== Goal ==
Collect each line of the entries that holds the string "more".

== Information given ==

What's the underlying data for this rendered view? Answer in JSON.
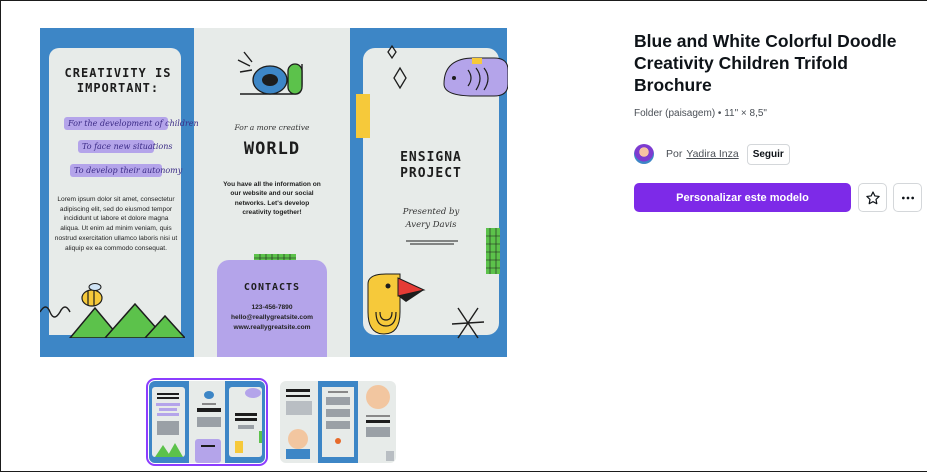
{
  "template": {
    "title": "Blue and White Colorful Doodle Creativity Children Trifold Brochure",
    "meta": "Folder (paisagem) • 11\" × 8,5\"",
    "by_label": "Por",
    "author": "Yadira Inza",
    "follow_label": "Seguir",
    "customize_label": "Personalizar este modelo",
    "favorite_icon": "star-icon",
    "more_icon": "more-icon"
  },
  "brochure": {
    "left_title": "CREATIVITY IS IMPORTANT:",
    "pills": [
      "For the development of children",
      "To face new situations",
      "To develop their autonomy"
    ],
    "left_body": "Lorem ipsum dolor sit amet, consectetur adipiscing elit, sed do eiusmod tempor incididunt ut labore et dolore magna aliqua. Ut enim ad minim veniam, quis nostrud exercitation ullamco laboris nisi ut aliquip ex ea commodo consequat.",
    "mid_sub": "For a more creative",
    "mid_title": "WORLD",
    "mid_body": "You have all the information on our website and our social networks. Let's develop creativity together!",
    "contacts_title": "CONTACTS",
    "phone": "123-456-7890",
    "email": "hello@reallygreatsite.com",
    "website": "www.reallygreatsite.com",
    "right_title": "ENSIGNA PROJECT",
    "presented_by": "Presented by",
    "presenter": "Avery Davis"
  },
  "colors": {
    "brand_purple": "#7d2ae8",
    "brochure_blue": "#3d86c6",
    "lavender": "#b4a4ea",
    "panel_bg": "#e7ebe9"
  }
}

== Complete output ==
    "more_icon": "more-icon"
    "mid_sub": "For a more creative",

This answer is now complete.